* _Requirements_
Collect the lines of the entries where "JSON" shows up.

Dataset records:
┌────────

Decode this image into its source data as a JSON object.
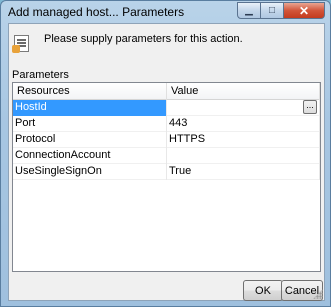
{
  "window": {
    "title": "Add managed host... Parameters",
    "caption_buttons": [
      {
        "name": "minimize-button",
        "glyph": "▁"
      },
      {
        "name": "maximize-button",
        "glyph": "□"
      },
      {
        "name": "close-button",
        "glyph": "✕"
      }
    ]
  },
  "header": {
    "icon": "document-parameters-icon",
    "text": "Please supply parameters for this action."
  },
  "parameters": {
    "label": "Parameters",
    "columns": [
      "Resources",
      "Value"
    ],
    "rows": [
      {
        "resource": "HostId",
        "value": "",
        "selected": true
      },
      {
        "resource": "Port",
        "value": "443"
      },
      {
        "resource": "Protocol",
        "value": "HTTPS"
      },
      {
        "resource": "ConnectionAccount",
        "value": ""
      },
      {
        "resource": "UseSingleSignOn",
        "value": "True"
      }
    ],
    "browse_button": "..."
  },
  "footer": {
    "ok_label": "OK",
    "cancel_label": "Cancel"
  }
}
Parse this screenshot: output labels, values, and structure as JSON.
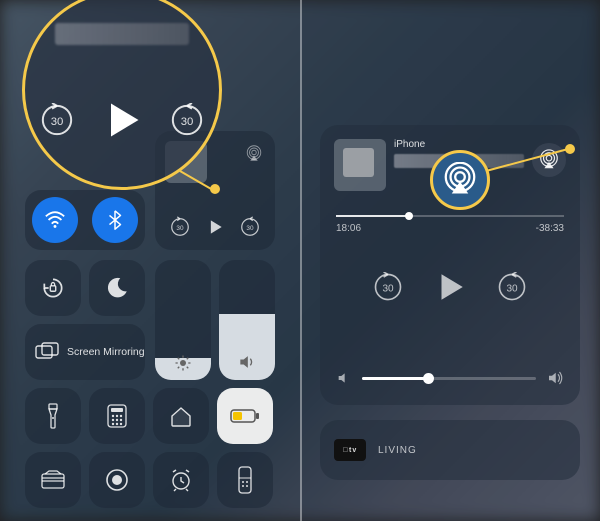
{
  "screen_mirror_label": "Screen Mirroring",
  "skip_back_seconds": "30",
  "skip_forward_seconds": "30",
  "right": {
    "device_label": "iPhone",
    "elapsed": "18:06",
    "remaining": "-38:33",
    "progress_pct": 32,
    "volume_pct": 38,
    "living_label": "LIVING",
    "atv_label": "tv"
  },
  "left": {
    "brightness_pct": 18,
    "volume_pct": 55
  }
}
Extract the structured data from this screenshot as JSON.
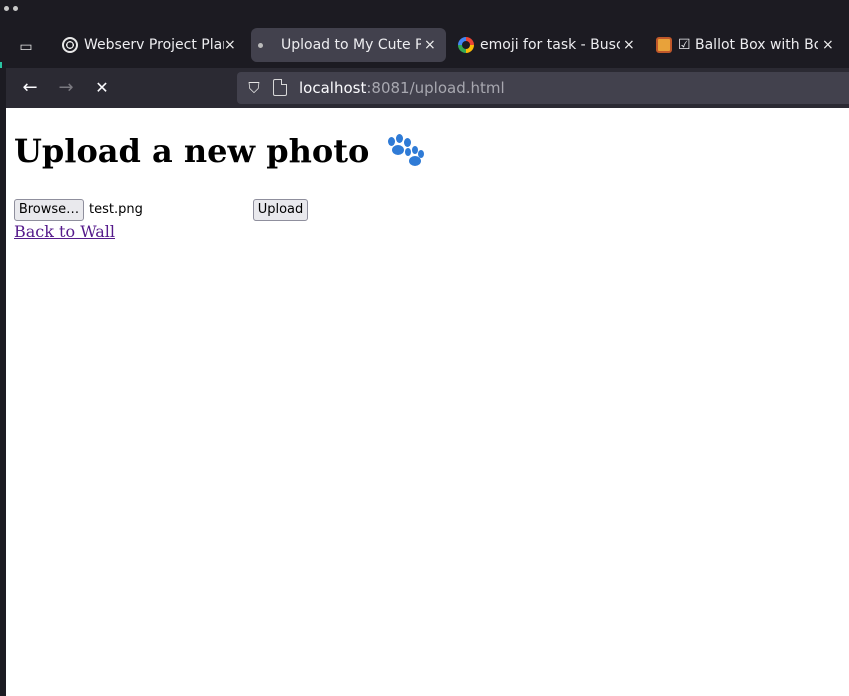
{
  "browser": {
    "tabs": [
      {
        "title": "Webserv Project Plan",
        "close": "×",
        "favicon": "openai-icon",
        "active": false
      },
      {
        "title": "Upload to My Cute Ph",
        "close": "×",
        "favicon": "loading-dot-icon",
        "active": true
      },
      {
        "title": "emoji for task - Busca",
        "close": "×",
        "favicon": "google-icon",
        "active": false
      },
      {
        "title": "☑ Ballot Box with Bol",
        "close": "×",
        "favicon": "emoji-site-icon",
        "active": false
      }
    ],
    "url": {
      "host": "localhost",
      "rest": ":8081/upload.html"
    },
    "icons": {
      "back": "←",
      "forward": "→",
      "stop": "✕",
      "tab_overview": "▭",
      "shield": "⛉"
    }
  },
  "page": {
    "title": "Upload a new photo",
    "title_emoji": "paw-prints-icon",
    "file_input": {
      "button_label": "Browse…",
      "filename": "test.png"
    },
    "upload_button": "Upload",
    "back_link": "Back to Wall"
  },
  "colors": {
    "chrome_dark": "#1c1b22",
    "toolbar": "#2b2a33",
    "active_tab": "#42414d",
    "link_visited": "#551a8b",
    "paw_blue": "#2f7bd6"
  }
}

└────────

* _Response to the task_
Decode this image into its source data as a JSON object.
Parse this screenshot: output labels, values, and structure as JSON.
Extract the structured data from this screenshot as JSON.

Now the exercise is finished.